▶ Given instruction:
Repeat only the lines from the one holding "Serialize everything readable" down to the last line of the listing below, including both of those lines.

= = =

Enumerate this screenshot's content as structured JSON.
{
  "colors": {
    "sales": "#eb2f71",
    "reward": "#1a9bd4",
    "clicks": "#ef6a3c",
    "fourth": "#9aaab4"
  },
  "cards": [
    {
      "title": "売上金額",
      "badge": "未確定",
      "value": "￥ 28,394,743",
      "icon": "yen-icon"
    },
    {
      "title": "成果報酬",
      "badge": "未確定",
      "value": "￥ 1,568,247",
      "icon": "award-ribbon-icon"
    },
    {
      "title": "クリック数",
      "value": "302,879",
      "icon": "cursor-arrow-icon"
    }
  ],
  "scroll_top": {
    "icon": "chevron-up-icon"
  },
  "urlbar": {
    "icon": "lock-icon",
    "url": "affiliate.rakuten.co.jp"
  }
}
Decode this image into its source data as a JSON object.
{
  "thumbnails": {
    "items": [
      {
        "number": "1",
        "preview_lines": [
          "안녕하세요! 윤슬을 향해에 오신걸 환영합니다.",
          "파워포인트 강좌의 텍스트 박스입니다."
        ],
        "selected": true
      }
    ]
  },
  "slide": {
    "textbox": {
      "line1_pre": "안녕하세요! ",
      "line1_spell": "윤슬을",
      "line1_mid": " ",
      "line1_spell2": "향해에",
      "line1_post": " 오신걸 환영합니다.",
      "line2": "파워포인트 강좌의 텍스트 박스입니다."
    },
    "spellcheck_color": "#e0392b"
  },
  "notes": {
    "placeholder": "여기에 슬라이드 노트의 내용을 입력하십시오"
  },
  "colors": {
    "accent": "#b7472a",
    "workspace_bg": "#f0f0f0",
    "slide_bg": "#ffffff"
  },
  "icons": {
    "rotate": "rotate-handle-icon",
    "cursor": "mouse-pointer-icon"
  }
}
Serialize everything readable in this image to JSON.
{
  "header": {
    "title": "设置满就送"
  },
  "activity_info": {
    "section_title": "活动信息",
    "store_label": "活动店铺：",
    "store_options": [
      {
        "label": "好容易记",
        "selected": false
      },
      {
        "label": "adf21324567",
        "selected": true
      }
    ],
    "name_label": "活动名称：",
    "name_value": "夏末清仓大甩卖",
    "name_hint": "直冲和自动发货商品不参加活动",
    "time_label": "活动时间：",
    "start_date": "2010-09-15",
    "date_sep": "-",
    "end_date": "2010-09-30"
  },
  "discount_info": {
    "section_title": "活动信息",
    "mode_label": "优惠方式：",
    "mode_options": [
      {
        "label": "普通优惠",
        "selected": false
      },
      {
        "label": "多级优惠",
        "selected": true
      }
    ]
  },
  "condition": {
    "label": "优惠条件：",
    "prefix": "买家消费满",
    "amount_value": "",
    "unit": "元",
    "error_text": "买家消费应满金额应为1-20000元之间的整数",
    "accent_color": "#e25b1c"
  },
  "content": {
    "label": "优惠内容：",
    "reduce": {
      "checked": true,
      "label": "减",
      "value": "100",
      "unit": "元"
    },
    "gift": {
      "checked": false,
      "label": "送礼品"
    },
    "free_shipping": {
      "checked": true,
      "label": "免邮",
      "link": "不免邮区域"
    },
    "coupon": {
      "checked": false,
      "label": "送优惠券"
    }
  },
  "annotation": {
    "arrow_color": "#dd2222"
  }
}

= = =

▶ Solution below:
Serialize everything readable in this image to JSON.
{
  "header": {
    "title": "设置满就送"
  },
  "activity_info": {
    "section_title": "活动信息",
    "store_label": "活动店铺：",
    "store_options": [
      {
        "label": "好容易记",
        "selected": false
      },
      {
        "label": "adf21324567",
        "selected": true
      }
    ],
    "name_label": "活动名称：",
    "name_value": "夏末清仓大甩卖",
    "name_hint": "直冲和自动发货商品不参加活动",
    "time_label": "活动时间：",
    "start_date": "2010-09-15",
    "date_sep": "-",
    "end_date": "2010-09-30"
  },
  "discount_info": {
    "section_title": "活动信息",
    "mode_label": "优惠方式：",
    "mode_options": [
      {
        "label": "普通优惠",
        "selected": false
      },
      {
        "label": "多级优惠",
        "selected": true
      }
    ]
  },
  "condition": {
    "label": "优惠条件：",
    "prefix": "买家消费满",
    "amount_value": "",
    "unit": "元",
    "error_text": "买家消费应满金额应为1-20000元之间的整数",
    "accent_color": "#e25b1c"
  },
  "content": {
    "label": "优惠内容：",
    "reduce": {
      "checked": true,
      "label": "减",
      "value": "100",
      "unit": "元"
    },
    "gift": {
      "checked": false,
      "label": "送礼品"
    },
    "free_shipping": {
      "checked": true,
      "label": "免邮",
      "link": "不免邮区域"
    },
    "coupon": {
      "checked": false,
      "label": "送优惠券"
    }
  },
  "annotation": {
    "arrow_color": "#dd2222"
  }
}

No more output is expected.